* Source records:
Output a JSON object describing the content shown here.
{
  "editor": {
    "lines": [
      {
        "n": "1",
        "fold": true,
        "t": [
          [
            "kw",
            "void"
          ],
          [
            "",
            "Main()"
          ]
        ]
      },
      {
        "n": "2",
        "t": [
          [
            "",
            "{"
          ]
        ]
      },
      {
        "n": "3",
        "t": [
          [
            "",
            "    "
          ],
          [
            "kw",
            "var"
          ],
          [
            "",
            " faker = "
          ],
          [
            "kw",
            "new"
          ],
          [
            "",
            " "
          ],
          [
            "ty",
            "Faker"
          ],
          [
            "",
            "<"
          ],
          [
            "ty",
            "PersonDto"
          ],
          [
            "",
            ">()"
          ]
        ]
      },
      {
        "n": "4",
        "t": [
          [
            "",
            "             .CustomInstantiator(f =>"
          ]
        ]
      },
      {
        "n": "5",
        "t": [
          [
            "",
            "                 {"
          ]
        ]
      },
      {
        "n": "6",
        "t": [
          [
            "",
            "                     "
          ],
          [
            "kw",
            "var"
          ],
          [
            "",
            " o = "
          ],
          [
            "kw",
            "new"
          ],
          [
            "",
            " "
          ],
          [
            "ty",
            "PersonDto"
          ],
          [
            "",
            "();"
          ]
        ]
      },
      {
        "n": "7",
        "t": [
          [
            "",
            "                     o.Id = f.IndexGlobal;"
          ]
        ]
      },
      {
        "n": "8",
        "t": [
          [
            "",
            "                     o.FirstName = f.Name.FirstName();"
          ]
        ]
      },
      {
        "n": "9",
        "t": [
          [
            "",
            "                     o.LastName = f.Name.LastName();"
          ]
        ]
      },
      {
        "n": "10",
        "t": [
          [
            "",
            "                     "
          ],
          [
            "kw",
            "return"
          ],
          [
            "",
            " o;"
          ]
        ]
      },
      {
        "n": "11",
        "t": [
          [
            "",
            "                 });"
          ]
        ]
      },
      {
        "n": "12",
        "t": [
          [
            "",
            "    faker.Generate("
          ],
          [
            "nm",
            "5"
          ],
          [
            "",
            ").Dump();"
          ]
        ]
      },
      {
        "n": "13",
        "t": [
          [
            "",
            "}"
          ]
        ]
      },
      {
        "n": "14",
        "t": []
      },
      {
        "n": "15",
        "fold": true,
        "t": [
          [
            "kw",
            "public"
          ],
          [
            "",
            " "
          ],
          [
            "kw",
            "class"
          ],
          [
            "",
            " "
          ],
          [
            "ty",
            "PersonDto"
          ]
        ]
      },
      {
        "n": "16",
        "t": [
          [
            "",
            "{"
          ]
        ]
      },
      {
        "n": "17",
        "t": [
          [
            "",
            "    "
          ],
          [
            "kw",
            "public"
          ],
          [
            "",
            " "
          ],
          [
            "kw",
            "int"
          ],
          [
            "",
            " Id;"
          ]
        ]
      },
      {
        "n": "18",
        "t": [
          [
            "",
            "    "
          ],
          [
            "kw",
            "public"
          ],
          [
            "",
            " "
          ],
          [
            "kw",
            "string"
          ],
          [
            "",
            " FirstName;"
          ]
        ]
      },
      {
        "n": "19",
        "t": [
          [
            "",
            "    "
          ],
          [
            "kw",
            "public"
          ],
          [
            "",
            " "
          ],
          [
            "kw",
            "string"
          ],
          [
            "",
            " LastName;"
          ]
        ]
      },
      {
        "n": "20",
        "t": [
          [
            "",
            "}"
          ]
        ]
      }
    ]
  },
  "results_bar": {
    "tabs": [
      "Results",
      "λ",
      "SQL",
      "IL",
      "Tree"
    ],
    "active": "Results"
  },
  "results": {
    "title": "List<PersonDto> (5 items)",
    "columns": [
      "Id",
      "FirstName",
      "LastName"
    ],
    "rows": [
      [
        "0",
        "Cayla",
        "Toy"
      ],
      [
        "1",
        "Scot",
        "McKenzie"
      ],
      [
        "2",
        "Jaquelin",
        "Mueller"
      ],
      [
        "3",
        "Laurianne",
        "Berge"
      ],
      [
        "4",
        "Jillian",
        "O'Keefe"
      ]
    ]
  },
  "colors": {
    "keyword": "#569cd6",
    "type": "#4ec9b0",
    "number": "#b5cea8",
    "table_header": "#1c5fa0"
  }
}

* Problem to solve:
Copy out all the entries shown above, character for character.

* Solution for this problem:
Output a JSON object describing the content shown here.
{
  "editor": {
    "lines": [
      {
        "n": "1",
        "fold": true,
        "t": [
          [
            "kw",
            "void"
          ],
          [
            "",
            "Main()"
          ]
        ]
      },
      {
        "n": "2",
        "t": [
          [
            "",
            "{"
          ]
        ]
      },
      {
        "n": "3",
        "t": [
          [
            "",
            "    "
          ],
          [
            "kw",
            "var"
          ],
          [
            "",
            " faker = "
          ],
          [
            "kw",
            "new"
          ],
          [
            "",
            " "
          ],
          [
            "ty",
            "Faker"
          ],
          [
            "",
            "<"
          ],
          [
            "ty",
            "PersonDto"
          ],
          [
            "",
            ">()"
          ]
        ]
      },
      {
        "n": "4",
        "t": [
          [
            "",
            "             .CustomInstantiator(f =>"
          ]
        ]
      },
      {
        "n": "5",
        "t": [
          [
            "",
            "                 {"
          ]
        ]
      },
      {
        "n": "6",
        "t": [
          [
            "",
            "                     "
          ],
          [
            "kw",
            "var"
          ],
          [
            "",
            " o = "
          ],
          [
            "kw",
            "new"
          ],
          [
            "",
            " "
          ],
          [
            "ty",
            "PersonDto"
          ],
          [
            "",
            "();"
          ]
        ]
      },
      {
        "n": "7",
        "t": [
          [
            "",
            "                     o.Id = f.IndexGlobal;"
          ]
        ]
      },
      {
        "n": "8",
        "t": [
          [
            "",
            "                     o.FirstName = f.Name.FirstName();"
          ]
        ]
      },
      {
        "n": "9",
        "t": [
          [
            "",
            "                     o.LastName = f.Name.LastName();"
          ]
        ]
      },
      {
        "n": "10",
        "t": [
          [
            "",
            "                     "
          ],
          [
            "kw",
            "return"
          ],
          [
            "",
            " o;"
          ]
        ]
      },
      {
        "n": "11",
        "t": [
          [
            "",
            "                 });"
          ]
        ]
      },
      {
        "n": "12",
        "t": [
          [
            "",
            "    faker.Generate("
          ],
          [
            "nm",
            "5"
          ],
          [
            "",
            ").Dump();"
          ]
        ]
      },
      {
        "n": "13",
        "t": [
          [
            "",
            "}"
          ]
        ]
      },
      {
        "n": "14",
        "t": []
      },
      {
        "n": "15",
        "fold": true,
        "t": [
          [
            "kw",
            "public"
          ],
          [
            "",
            " "
          ],
          [
            "kw",
            "class"
          ],
          [
            "",
            " "
          ],
          [
            "ty",
            "PersonDto"
          ]
        ]
      },
      {
        "n": "16",
        "t": [
          [
            "",
            "{"
          ]
        ]
      },
      {
        "n": "17",
        "t": [
          [
            "",
            "    "
          ],
          [
            "kw",
            "public"
          ],
          [
            "",
            " "
          ],
          [
            "kw",
            "int"
          ],
          [
            "",
            " Id;"
          ]
        ]
      },
      {
        "n": "18",
        "t": [
          [
            "",
            "    "
          ],
          [
            "kw",
            "public"
          ],
          [
            "",
            " "
          ],
          [
            "kw",
            "string"
          ],
          [
            "",
            " FirstName;"
          ]
        ]
      },
      {
        "n": "19",
        "t": [
          [
            "",
            "    "
          ],
          [
            "kw",
            "public"
          ],
          [
            "",
            " "
          ],
          [
            "kw",
            "string"
          ],
          [
            "",
            " LastName;"
          ]
        ]
      },
      {
        "n": "20",
        "t": [
          [
            "",
            "}"
          ]
        ]
      }
    ]
  },
  "results_bar": {
    "tabs": [
      "Results",
      "λ",
      "SQL",
      "IL",
      "Tree"
    ],
    "active": "Results"
  },
  "results": {
    "title": "List<PersonDto> (5 items)",
    "columns": [
      "Id",
      "FirstName",
      "LastName"
    ],
    "rows": [
      [
        "0",
        "Cayla",
        "Toy"
      ],
      [
        "1",
        "Scot",
        "McKenzie"
      ],
      [
        "2",
        "Jaquelin",
        "Mueller"
      ],
      [
        "3",
        "Laurianne",
        "Berge"
      ],
      [
        "4",
        "Jillian",
        "O'Keefe"
      ]
    ]
  },
  "colors": {
    "keyword": "#569cd6",
    "type": "#4ec9b0",
    "number": "#b5cea8",
    "table_header": "#1c5fa0"
  }
}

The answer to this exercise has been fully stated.